--- BEGIN RECORDS PROVIDED ---

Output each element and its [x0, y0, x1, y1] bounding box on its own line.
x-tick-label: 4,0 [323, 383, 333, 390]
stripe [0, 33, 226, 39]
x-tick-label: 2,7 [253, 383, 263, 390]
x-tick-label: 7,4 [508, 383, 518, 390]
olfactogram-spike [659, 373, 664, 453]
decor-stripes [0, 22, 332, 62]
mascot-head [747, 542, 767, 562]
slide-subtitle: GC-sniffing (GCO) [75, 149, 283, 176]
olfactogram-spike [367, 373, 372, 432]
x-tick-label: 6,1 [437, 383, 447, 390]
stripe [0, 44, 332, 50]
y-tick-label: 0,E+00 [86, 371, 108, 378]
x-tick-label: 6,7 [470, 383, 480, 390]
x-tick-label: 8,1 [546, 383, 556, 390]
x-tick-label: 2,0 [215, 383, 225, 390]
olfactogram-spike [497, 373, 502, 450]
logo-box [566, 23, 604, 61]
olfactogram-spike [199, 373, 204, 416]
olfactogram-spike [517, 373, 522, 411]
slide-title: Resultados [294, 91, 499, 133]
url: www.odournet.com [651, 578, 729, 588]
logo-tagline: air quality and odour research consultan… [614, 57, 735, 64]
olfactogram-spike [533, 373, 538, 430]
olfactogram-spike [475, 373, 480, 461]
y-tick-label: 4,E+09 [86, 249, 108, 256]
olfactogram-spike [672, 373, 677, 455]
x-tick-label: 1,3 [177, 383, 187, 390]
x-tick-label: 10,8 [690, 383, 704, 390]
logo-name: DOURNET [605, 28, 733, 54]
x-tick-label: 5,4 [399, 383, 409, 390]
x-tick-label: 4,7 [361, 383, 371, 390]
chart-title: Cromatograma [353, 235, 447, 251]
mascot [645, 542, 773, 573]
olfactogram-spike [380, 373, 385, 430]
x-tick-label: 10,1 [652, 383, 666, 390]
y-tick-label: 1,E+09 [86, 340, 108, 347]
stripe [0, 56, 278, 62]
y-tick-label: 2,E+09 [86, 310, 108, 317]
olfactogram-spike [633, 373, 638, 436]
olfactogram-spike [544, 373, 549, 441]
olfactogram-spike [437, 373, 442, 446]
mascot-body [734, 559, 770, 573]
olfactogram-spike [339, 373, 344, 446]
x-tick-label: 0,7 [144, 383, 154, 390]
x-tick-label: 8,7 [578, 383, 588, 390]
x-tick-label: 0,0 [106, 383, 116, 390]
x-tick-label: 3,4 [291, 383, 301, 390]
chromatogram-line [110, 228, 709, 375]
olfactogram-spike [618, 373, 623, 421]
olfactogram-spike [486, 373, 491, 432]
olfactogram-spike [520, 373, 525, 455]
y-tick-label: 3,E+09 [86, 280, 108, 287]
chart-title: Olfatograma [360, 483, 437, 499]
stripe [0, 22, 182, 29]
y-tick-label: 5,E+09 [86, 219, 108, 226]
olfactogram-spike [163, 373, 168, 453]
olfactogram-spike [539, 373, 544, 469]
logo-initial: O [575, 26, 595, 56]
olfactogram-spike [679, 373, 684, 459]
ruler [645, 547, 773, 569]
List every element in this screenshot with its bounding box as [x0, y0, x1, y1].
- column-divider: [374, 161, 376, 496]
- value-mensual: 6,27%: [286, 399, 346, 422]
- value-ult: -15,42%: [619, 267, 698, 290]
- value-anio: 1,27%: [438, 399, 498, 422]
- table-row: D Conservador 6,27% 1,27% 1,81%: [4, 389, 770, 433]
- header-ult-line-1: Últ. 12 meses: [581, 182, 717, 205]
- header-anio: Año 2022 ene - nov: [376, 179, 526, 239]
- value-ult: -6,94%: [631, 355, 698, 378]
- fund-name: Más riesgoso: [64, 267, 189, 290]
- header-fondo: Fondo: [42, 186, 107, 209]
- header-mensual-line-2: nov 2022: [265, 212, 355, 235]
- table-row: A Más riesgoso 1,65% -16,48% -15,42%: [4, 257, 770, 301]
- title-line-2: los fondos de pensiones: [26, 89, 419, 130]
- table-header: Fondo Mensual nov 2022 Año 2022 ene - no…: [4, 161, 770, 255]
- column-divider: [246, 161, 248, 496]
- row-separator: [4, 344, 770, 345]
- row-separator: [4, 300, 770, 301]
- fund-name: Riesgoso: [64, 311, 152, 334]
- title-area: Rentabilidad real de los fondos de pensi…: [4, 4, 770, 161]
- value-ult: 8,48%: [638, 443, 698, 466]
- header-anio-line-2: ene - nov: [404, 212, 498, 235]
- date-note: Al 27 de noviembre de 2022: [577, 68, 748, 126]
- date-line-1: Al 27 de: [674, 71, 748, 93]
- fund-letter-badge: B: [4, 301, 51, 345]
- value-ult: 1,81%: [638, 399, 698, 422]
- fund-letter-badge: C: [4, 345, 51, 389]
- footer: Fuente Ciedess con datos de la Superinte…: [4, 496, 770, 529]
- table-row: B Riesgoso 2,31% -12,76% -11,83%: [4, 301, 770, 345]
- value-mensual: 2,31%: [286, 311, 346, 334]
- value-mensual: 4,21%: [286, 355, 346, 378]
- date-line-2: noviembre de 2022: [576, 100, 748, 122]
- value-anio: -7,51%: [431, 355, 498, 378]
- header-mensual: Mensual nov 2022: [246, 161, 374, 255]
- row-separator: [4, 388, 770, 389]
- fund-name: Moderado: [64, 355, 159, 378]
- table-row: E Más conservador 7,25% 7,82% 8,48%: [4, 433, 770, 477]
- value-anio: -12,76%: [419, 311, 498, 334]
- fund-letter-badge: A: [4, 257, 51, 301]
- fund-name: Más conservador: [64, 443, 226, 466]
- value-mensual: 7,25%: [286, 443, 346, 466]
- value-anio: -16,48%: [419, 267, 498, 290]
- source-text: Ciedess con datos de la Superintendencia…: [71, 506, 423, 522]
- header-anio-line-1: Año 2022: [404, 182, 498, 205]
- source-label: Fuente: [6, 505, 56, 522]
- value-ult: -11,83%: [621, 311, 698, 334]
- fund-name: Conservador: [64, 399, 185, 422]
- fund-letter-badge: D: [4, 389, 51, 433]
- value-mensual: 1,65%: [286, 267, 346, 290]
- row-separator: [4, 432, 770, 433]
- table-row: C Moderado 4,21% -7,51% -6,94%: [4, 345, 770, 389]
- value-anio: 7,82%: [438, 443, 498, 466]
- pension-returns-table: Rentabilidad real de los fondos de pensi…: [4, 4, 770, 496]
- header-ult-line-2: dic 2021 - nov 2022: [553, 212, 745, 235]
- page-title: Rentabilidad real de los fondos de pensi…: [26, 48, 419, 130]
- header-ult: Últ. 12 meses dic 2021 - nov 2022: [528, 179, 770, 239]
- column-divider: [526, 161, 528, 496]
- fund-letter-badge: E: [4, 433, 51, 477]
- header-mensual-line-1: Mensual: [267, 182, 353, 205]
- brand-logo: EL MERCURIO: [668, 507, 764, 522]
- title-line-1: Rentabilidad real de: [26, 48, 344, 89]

--- END RECORDS PROVIDED ---

- **YOUR TASK**: Extract the lines of the records from the very first one through the line that contains "x-tick-label: 0,7 [144, 383, 154, 390]", reproducing each line unchanged.

- **TASK SOLUTION**:
Output each element and its [x0, y0, x1, y1] bounding box on its own line.
x-tick-label: 4,0 [323, 383, 333, 390]
stripe [0, 33, 226, 39]
x-tick-label: 2,7 [253, 383, 263, 390]
x-tick-label: 7,4 [508, 383, 518, 390]
olfactogram-spike [659, 373, 664, 453]
decor-stripes [0, 22, 332, 62]
mascot-head [747, 542, 767, 562]
slide-subtitle: GC-sniffing (GCO) [75, 149, 283, 176]
olfactogram-spike [367, 373, 372, 432]
x-tick-label: 6,1 [437, 383, 447, 390]
stripe [0, 44, 332, 50]
y-tick-label: 0,E+00 [86, 371, 108, 378]
x-tick-label: 6,7 [470, 383, 480, 390]
x-tick-label: 8,1 [546, 383, 556, 390]
x-tick-label: 2,0 [215, 383, 225, 390]
olfactogram-spike [497, 373, 502, 450]
logo-box [566, 23, 604, 61]
olfactogram-spike [199, 373, 204, 416]
olfactogram-spike [517, 373, 522, 411]
slide-title: Resultados [294, 91, 499, 133]
url: www.odournet.com [651, 578, 729, 588]
logo-tagline: air quality and odour research consultan… [614, 57, 735, 64]
olfactogram-spike [533, 373, 538, 430]
olfactogram-spike [475, 373, 480, 461]
y-tick-label: 4,E+09 [86, 249, 108, 256]
olfactogram-spike [672, 373, 677, 455]
x-tick-label: 1,3 [177, 383, 187, 390]
x-tick-label: 10,8 [690, 383, 704, 390]
logo-name: DOURNET [605, 28, 733, 54]
x-tick-label: 5,4 [399, 383, 409, 390]
x-tick-label: 4,7 [361, 383, 371, 390]
chart-title: Cromatograma [353, 235, 447, 251]
mascot [645, 542, 773, 573]
olfactogram-spike [380, 373, 385, 430]
x-tick-label: 10,1 [652, 383, 666, 390]
y-tick-label: 1,E+09 [86, 340, 108, 347]
stripe [0, 56, 278, 62]
y-tick-label: 2,E+09 [86, 310, 108, 317]
olfactogram-spike [633, 373, 638, 436]
olfactogram-spike [544, 373, 549, 441]
olfactogram-spike [437, 373, 442, 446]
mascot-body [734, 559, 770, 573]
olfactogram-spike [339, 373, 344, 446]
x-tick-label: 0,7 [144, 383, 154, 390]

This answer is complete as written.